_TO BE DONE_: The records below hold pictures; please leave those out and retype the rest exactly.
○ ○ ○ ○ ○ ○ ○
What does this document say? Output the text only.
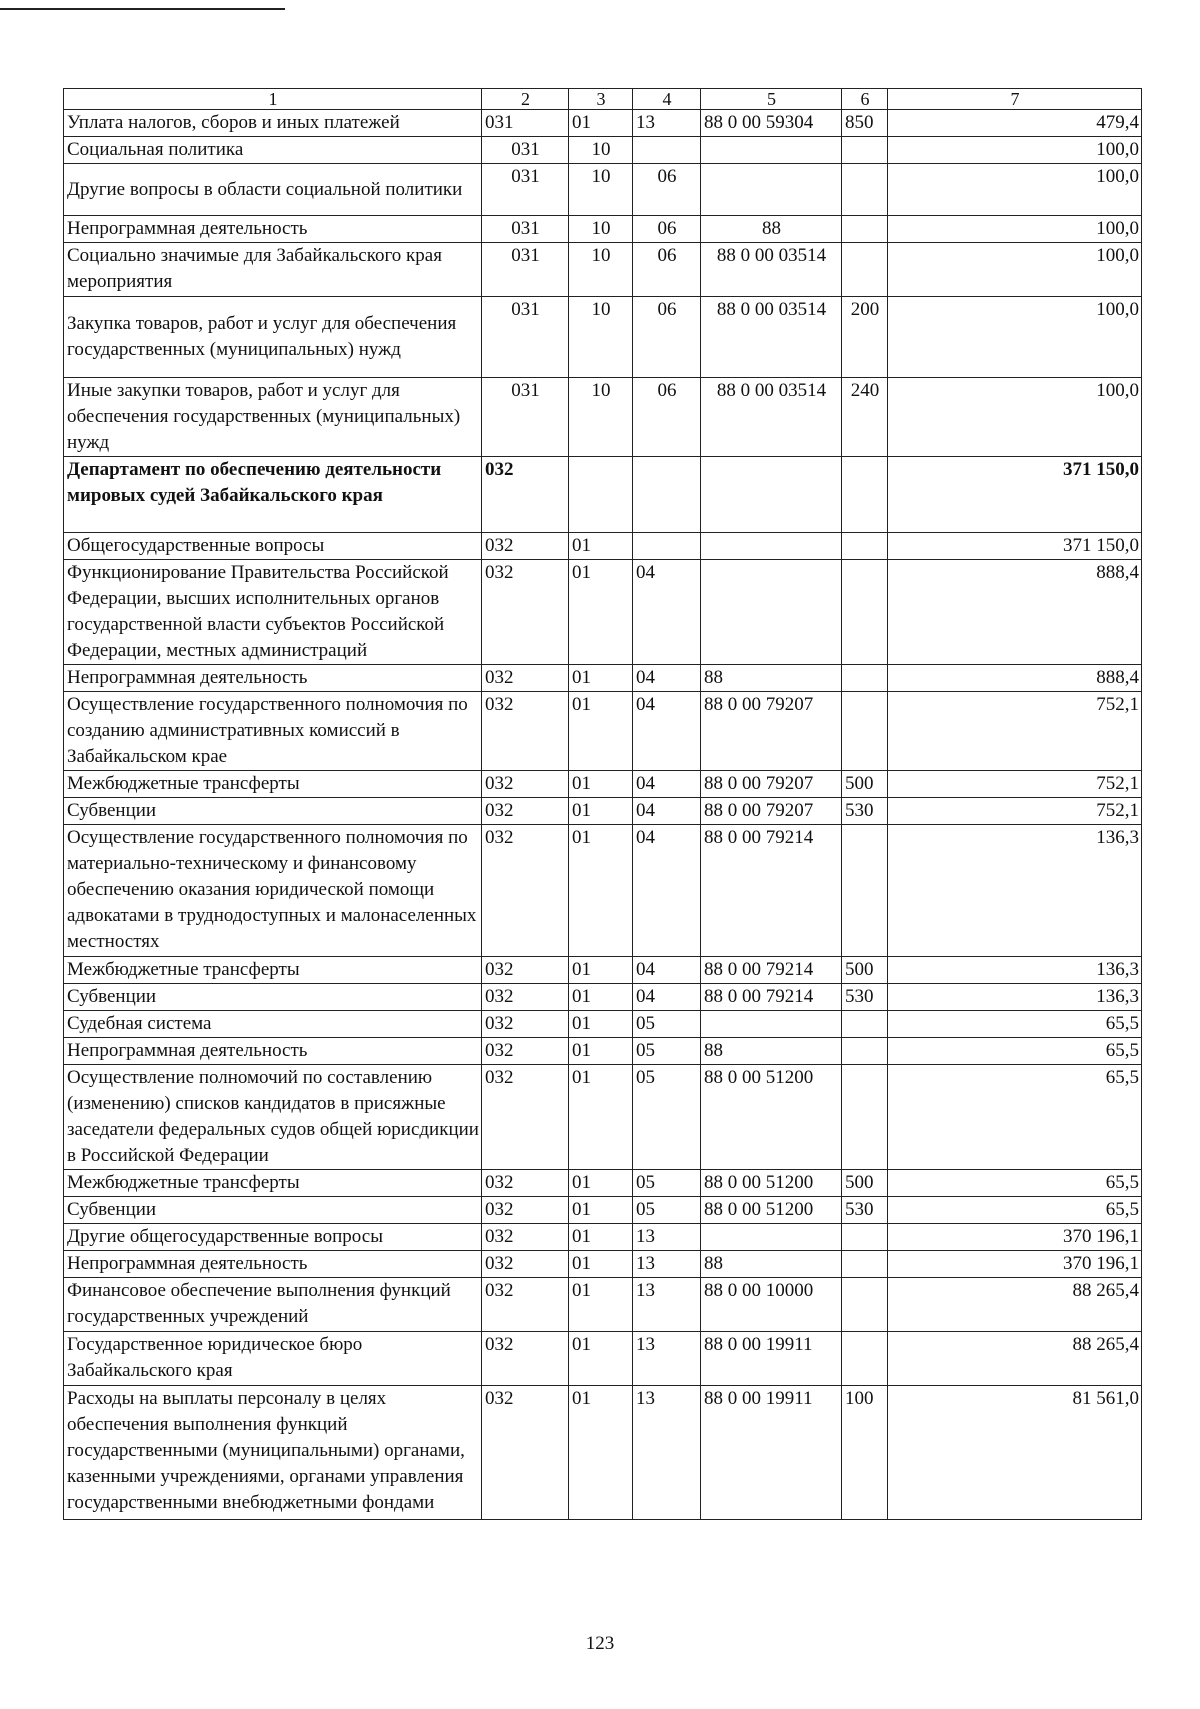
1	2	3	4	5	6	7
Уплата налогов, сборов и иных платежей	031	01	13	88 0 00 59304	850	479,4
Социальная политика	031	10				100,0
Другие вопросы в области социальной политики	031	10	06			100,0
Непрограммная деятельность	031	10	06	88		100,0
Социально значимые для Забайкальского края мероприятия	031	10	06	88 0 00 03514		100,0
Закупка товаров, работ и услуг для обеспечения государственных (муниципальных) нужд	031	10	06	88 0 00 03514	200	100,0
Иные закупки товаров, работ и услуг для обеспечения государственных (муниципальных) нужд	031	10	06	88 0 00 03514	240	100,0
Департамент по обеспечению деятельности мировых судей Забайкальского края	032					371 150,0
Общегосударственные вопросы	032	01				371 150,0
Функционирование Правительства Российской Федерации, высших исполнительных органов государственной власти субъектов Российской Федерации, местных администраций	032	01	04			888,4
Непрограммная деятельность	032	01	04	88		888,4
Осуществление государственного полномочия по созданию административных комиссий в Забайкальском крае	032	01	04	88 0 00 79207		752,1
Межбюджетные трансферты	032	01	04	88 0 00 79207	500	752,1
Субвенции	032	01	04	88 0 00 79207	530	752,1
Осуществление государственного полномочия по материально-техническому и финансовому обеспечению оказания юридической помощи адвокатами в труднодоступных и малонаселенных местностях	032	01	04	88 0 00 79214		136,3
Межбюджетные трансферты	032	01	04	88 0 00 79214	500	136,3
Субвенции	032	01	04	88 0 00 79214	530	136,3
Судебная система	032	01	05			65,5
Непрограммная деятельность	032	01	05	88		65,5
Осуществление полномочий по составлению (изменению) списков кандидатов в присяжные заседатели федеральных судов общей юрисдикции в Российской Федерации	032	01	05	88 0 00 51200		65,5
Межбюджетные трансферты	032	01	05	88 0 00 51200	500	65,5
Субвенции	032	01	05	88 0 00 51200	530	65,5
Другие общегосударственные вопросы	032	01	13			370 196,1
Непрограммная деятельность	032	01	13	88		370 196,1
Финансовое обеспечение выполнения функций государственных учреждений	032	01	13	88 0 00 10000		88 265,4
Государственное юридическое бюро Забайкальского края	032	01	13	88 0 00 19911		88 265,4
Расходы на выплаты персоналу в целях обеспечения выполнения функций государственными (муниципальными) органами, казенными учреждениями, органами управления государственными внебюджетными фондами	032	01	13	88 0 00 19911	100	81 561,0
123
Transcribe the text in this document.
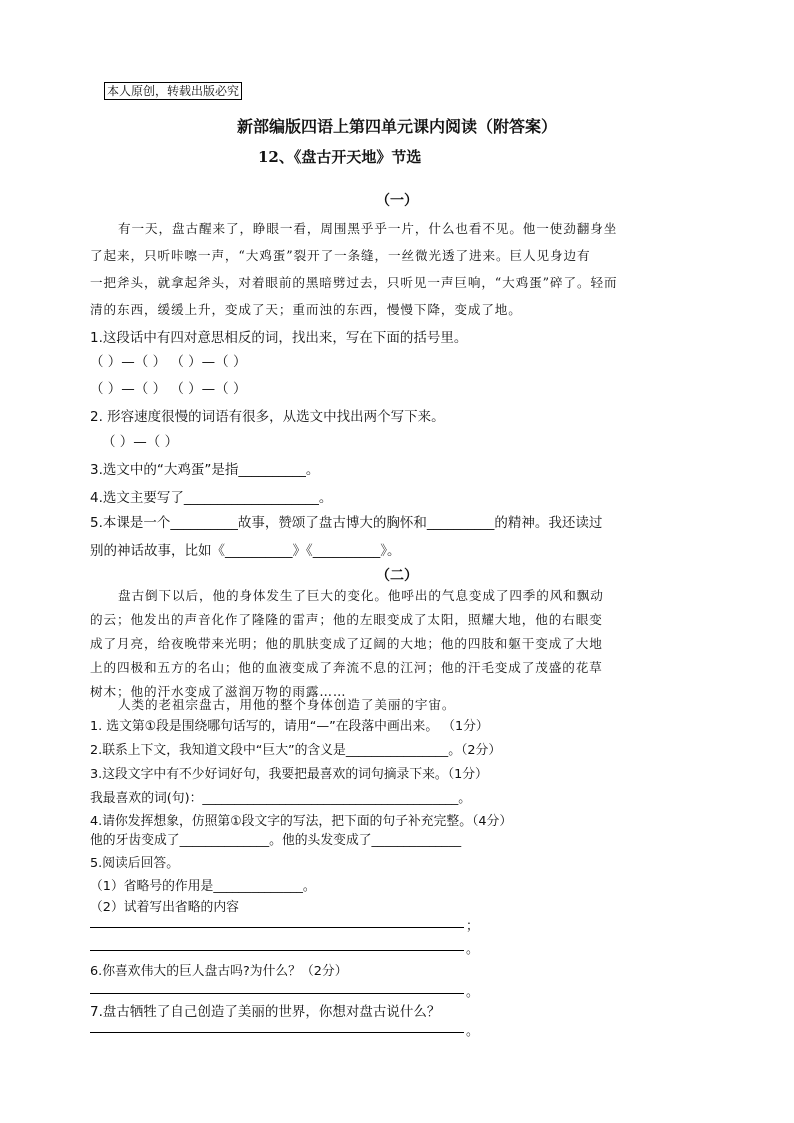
本人原创，转载出版必究
新部编版四语上第四单元课内阅读（附答案）
12、《盘古开天地》节选
（一）
有一天，盘古醒来了，睁眼一看，周围黑乎乎一片，什么也看不见。他一使劲翻身坐
了起来，只听咔嚓一声，“大鸡蛋”裂开了一条缝，一丝微光透了进来。巨人见身边有
一把斧头，就拿起斧头，对着眼前的黑暗劈过去，只听见一声巨响，“大鸡蛋”碎了。轻而
清的东西，缓缓上升，变成了天；重而浊的东西，慢慢下降，变成了地。
1.这段话中有四对意思相反的词，找出来，写在下面的括号里。
（ ）—（ ） （ ）—（ ）
（ ）—（ ） （ ）—（ ）
2. 形容速度很慢的词语有很多，从选文中找出两个写下来。
（ ）—（ ）
3.选文中的“大鸡蛋”是指__________。
4.选文主要写了____________________。
5.本课是一个__________故事，赞颂了盘古博大的胸怀和__________的精神。我还读过
别的神话故事，比如《__________》《__________》。
（二）
盘古倒下以后，他的身体发生了巨大的变化。他呼出的气息变成了四季的风和飘动
的云；他发出的声音化作了隆隆的雷声；他的左眼变成了太阳，照耀大地，他的右眼变
成了月亮，给夜晚带来光明；他的肌肤变成了辽阔的大地；他的四肢和躯干变成了大地
上的四极和五方的名山；他的血液变成了奔流不息的江河；他的汗毛变成了茂盛的花草
树木；他的汗水变成了滋润万物的雨露……
人类的老祖宗盘古，用他的整个身体创造了美丽的宇宙。
1. 选文第①段是围绕哪句话写的，请用“—”在段落中画出来。 （1分）
2.联系上下文，我知道文段中“巨大”的含义是________________。（2分）
3.这段文字中有不少好词好句，我要把最喜欢的词句摘录下来。（1分）
我最喜欢的词(句)：________________________________________。
4.请你发挥想象，仿照第①段文字的写法，把下面的句子补充完整。（4分）
他的牙齿变成了______________。他的头发变成了______________
5.阅读后回答。
（1）省略号的作用是______________。
（2）试着写出省略的内容
；
。
6.你喜欢伟大的巨人盘古吗?为什么？（2分）
。
7.盘古牺牲了自己创造了美丽的世界，你想对盘古说什么？
。
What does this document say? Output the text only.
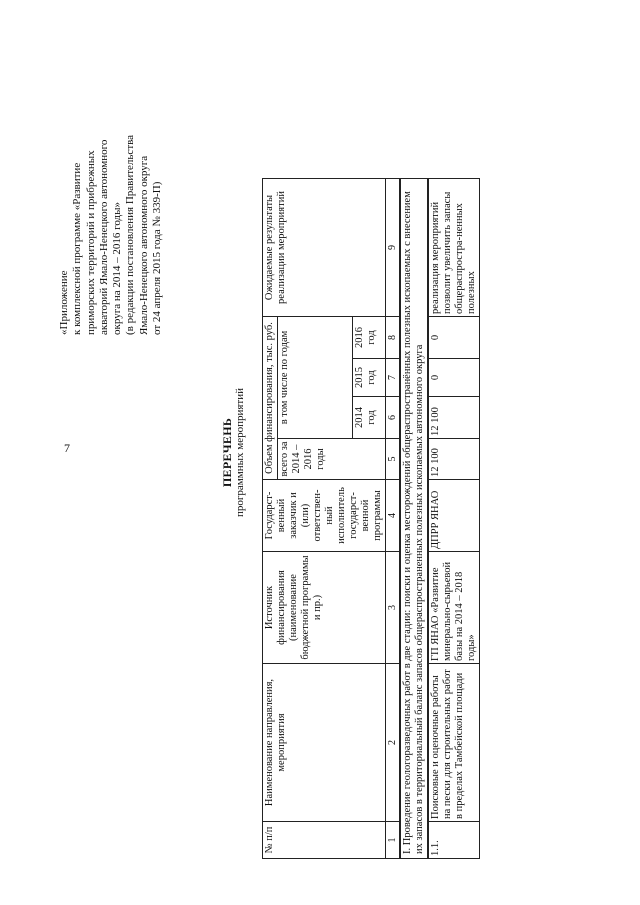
7
«Приложение
к комплексной программе «Развитие
приморских территорий и прибрежных
акваторий Ямало-Ненецкого автономного
округа на 2014 – 2016 годы»
(в редакции постановления Правительства
Ямало-Ненецкого автономного округа
от 24 апреля 2015 года № 339-П)
ПЕРЕЧЕНЬ программных мероприятий
№ п/п	Наименование направления, мероприятия	Источник финансирования (наименование бюджетной программы и пр.)	Государст-венный заказчик и (или) ответствен-ный исполнитель государст-венной программы	Объем финансирования, тыс. руб.				Ожидаемые результаты реализации мероприятий
				всего за 2014 – 2016 годы	в том числе по годам			
					2014 год	2015 год	2016 год	
1	2	3	4	5	6	7	8	9
I. Проведение геологоразведочных работ в две стадии: поиски и оценка месторождений общераспространённых полезных ископаемых с внесением их запасов в территориальный баланс запасов общераспространенных полезных ископаемых автономного округа								
1.1.	Поисковые и оценочные работы на пески для строительных работ в пределах Тамбейской площади	ГП ЯНАО «Развитие минерально-сырьевой базы на 2014 – 2018 годы»	ДПРР ЯНАО	12 100	12 100	0	0	реализация мероприятий позволит увеличить запасы общераспростра-ненных полезных
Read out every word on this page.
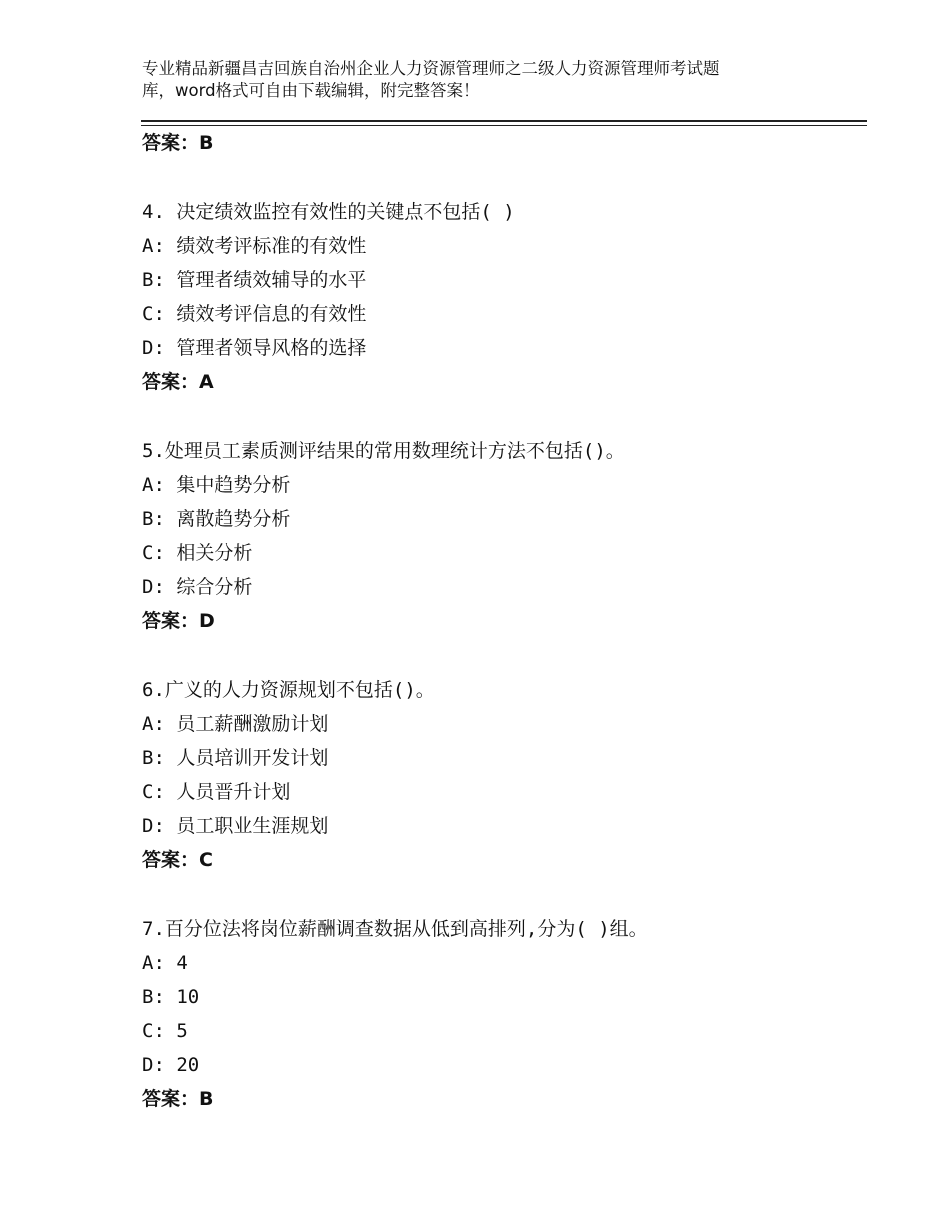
专业精品新疆昌吉回族自治州企业人力资源管理师之二级人力资源管理师考试题
库，word格式可自由下载编辑，附完整答案！
答案：B
4. 决定绩效监控有效性的关键点不包括( )
A: 绩效考评标准的有效性
B: 管理者绩效辅导的水平
C: 绩效考评信息的有效性
D: 管理者领导风格的选择
答案：A
5.处理员工素质测评结果的常用数理统计方法不包括()。
A: 集中趋势分析
B: 离散趋势分析
C: 相关分析
D: 综合分析
答案：D
6.广义的人力资源规划不包括()。
A: 员工薪酬激励计划
B: 人员培训开发计划
C: 人员晋升计划
D: 员工职业生涯规划
答案：C
7.百分位法将岗位薪酬调查数据从低到高排列,分为( )组。
A: 4
B: 10
C: 5
D: 20
答案：B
○ ○ ○ ○ ○ ○ ○
_EXERCISE ANSWER_:
What does this document say? Output the text only.
1	2	3	4	5	6	7
Уплата налогов, сборов и иных платежей	031	01	13	88 0 00 59304	850	479,4
Социальная политика	031	10				100,0
Другие вопросы в области социальной политики	031	10	06			100,0
Непрограммная деятельность	031	10	06	88		100,0
Социально значимые для Забайкальского края мероприятия	031	10	06	88 0 00 03514		100,0
Закупка товаров, работ и услуг для обеспечения государственных (муниципальных) нужд	031	10	06	88 0 00 03514	200	100,0
Иные закупки товаров, работ и услуг для обеспечения государственных (муниципальных) нужд	031	10	06	88 0 00 03514	240	100,0
Департамент по обеспечению деятельности мировых судей Забайкальского края	032					371 150,0
Общегосударственные вопросы	032	01				371 150,0
Функционирование Правительства Российской Федерации, высших исполнительных органов государственной власти субъектов Российской Федерации, местных администраций	032	01	04			888,4
Непрограммная деятельность	032	01	04	88		888,4
Осуществление государственного полномочия по созданию административных комиссий в Забайкальском крае	032	01	04	88 0 00 79207		752,1
Межбюджетные трансферты	032	01	04	88 0 00 79207	500	752,1
Субвенции	032	01	04	88 0 00 79207	530	752,1
Осуществление государственного полномочия по материально-техническому и финансовому обеспечению оказания юридической помощи адвокатами в труднодоступных и малонаселенных местностях	032	01	04	88 0 00 79214		136,3
Межбюджетные трансферты	032	01	04	88 0 00 79214	500	136,3
Субвенции	032	01	04	88 0 00 79214	530	136,3
Судебная система	032	01	05			65,5
Непрограммная деятельность	032	01	05	88		65,5
Осуществление полномочий по составлению (изменению) списков кандидатов в присяжные заседатели федеральных судов общей юрисдикции в Российской Федерации	032	01	05	88 0 00 51200		65,5
Межбюджетные трансферты	032	01	05	88 0 00 51200	500	65,5
Субвенции	032	01	05	88 0 00 51200	530	65,5
Другие общегосударственные вопросы	032	01	13			370 196,1
Непрограммная деятельность	032	01	13	88		370 196,1
Финансовое обеспечение выполнения функций государственных учреждений	032	01	13	88 0 00 10000		88 265,4
Государственное юридическое бюро Забайкальского края	032	01	13	88 0 00 19911		88 265,4
Расходы на выплаты персоналу в целях обеспечения выполнения функций государственными (муниципальными) органами, казенными учреждениями, органами управления государственными внебюджетными фондами	032	01	13	88 0 00 19911	100	81 561,0
123
Transcribe the text in this document.
本人原创，转载出版必究
新部编版四语上第四单元课内阅读（附答案）
12、《盘古开天地》节选
（一）
有一天，盘古醒来了，睁眼一看，周围黑乎乎一片，什么也看不见。他一使劲翻身坐
了起来，只听咔嚓一声，“大鸡蛋”裂开了一条缝，一丝微光透了进来。巨人见身边有
一把斧头，就拿起斧头，对着眼前的黑暗劈过去，只听见一声巨响，“大鸡蛋”碎了。轻而
清的东西，缓缓上升，变成了天；重而浊的东西，慢慢下降，变成了地。
1.这段话中有四对意思相反的词，找出来，写在下面的括号里。
（ ）—（ ） （ ）—（ ）
（ ）—（ ） （ ）—（ ）
2. 形容速度很慢的词语有很多，从选文中找出两个写下来。
（ ）—（ ）
3.选文中的“大鸡蛋”是指__________。
4.选文主要写了____________________。
5.本课是一个__________故事，赞颂了盘古博大的胸怀和__________的精神。我还读过
别的神话故事，比如《__________》《__________》。
（二）
盘古倒下以后，他的身体发生了巨大的变化。他呼出的气息变成了四季的风和飘动
的云；他发出的声音化作了隆隆的雷声；他的左眼变成了太阳，照耀大地，他的右眼变
成了月亮，给夜晚带来光明；他的肌肤变成了辽阔的大地；他的四肢和躯干变成了大地
上的四极和五方的名山；他的血液变成了奔流不息的江河；他的汗毛变成了茂盛的花草
树木；他的汗水变成了滋润万物的雨露……
人类的老祖宗盘古，用他的整个身体创造了美丽的宇宙。
1. 选文第①段是围绕哪句话写的，请用“—”在段落中画出来。 （1分）
2.联系上下文，我知道文段中“巨大”的含义是________________。（2分）
3.这段文字中有不少好词好句，我要把最喜欢的词句摘录下来。（1分）
我最喜欢的词(句)：________________________________________。
4.请你发挥想象，仿照第①段文字的写法，把下面的句子补充完整。（4分）
他的牙齿变成了______________。他的头发变成了______________
5.阅读后回答。
（1）省略号的作用是______________。
（2）试着写出省略的内容
；
。
6.你喜欢伟大的巨人盘古吗?为什么？（2分）
。
7.盘古牺牲了自己创造了美丽的世界，你想对盘古说什么？
。
What does this document say? Output the text only.
7
«Приложение
к комплексной программе «Развитие
приморских территорий и прибрежных
акваторий Ямало-Ненецкого автономного
округа на 2014 – 2016 годы»
(в редакции постановления Правительства
Ямало-Ненецкого автономного округа
от 24 апреля 2015 года № 339-П)
ПЕРЕЧЕНЬ программных мероприятий
№ п/п	Наименование направления, мероприятия	Источник финансирования (наименование бюджетной программы и пр.)	Государст-венный заказчик и (или) ответствен-ный исполнитель государст-венной программы	Объем финансирования, тыс. руб.				Ожидаемые результаты реализации мероприятий
				всего за 2014 – 2016 годы	в том числе по годам			
					2014 год	2015 год	2016 год	
1	2	3	4	5	6	7	8	9
I. Проведение геологоразведочных работ в две стадии: поиски и оценка месторождений общераспространённых полезных ископаемых с внесением их запасов в территориальный баланс запасов общераспространенных полезных ископаемых автономного округа								
1.1.	Поисковые и оценочные работы на пески для строительных работ в пределах Тамбейской площади	ГП ЯНАО «Развитие минерально-сырьевой базы на 2014 – 2018 годы»	ДПРР ЯНАО	12 100	12 100	0	0	реализация мероприятий позволит увеличить запасы общераспростра-ненных полезных
Read out every word on this page.
专业精品新疆昌吉回族自治州企业人力资源管理师之二级人力资源管理师考试题
库，word格式可自由下载编辑，附完整答案！
答案：B
4. 决定绩效监控有效性的关键点不包括( )
A: 绩效考评标准的有效性
B: 管理者绩效辅导的水平
C: 绩效考评信息的有效性
D: 管理者领导风格的选择
答案：A
5.处理员工素质测评结果的常用数理统计方法不包括()。
A: 集中趋势分析
B: 离散趋势分析
C: 相关分析
D: 综合分析
答案：D
6.广义的人力资源规划不包括()。
A: 员工薪酬激励计划
B: 人员培训开发计划
C: 人员晋升计划
D: 员工职业生涯规划
答案：C
7.百分位法将岗位薪酬调查数据从低到高排列,分为( )组。
A: 4
B: 10
C: 5
D: 20
答案：B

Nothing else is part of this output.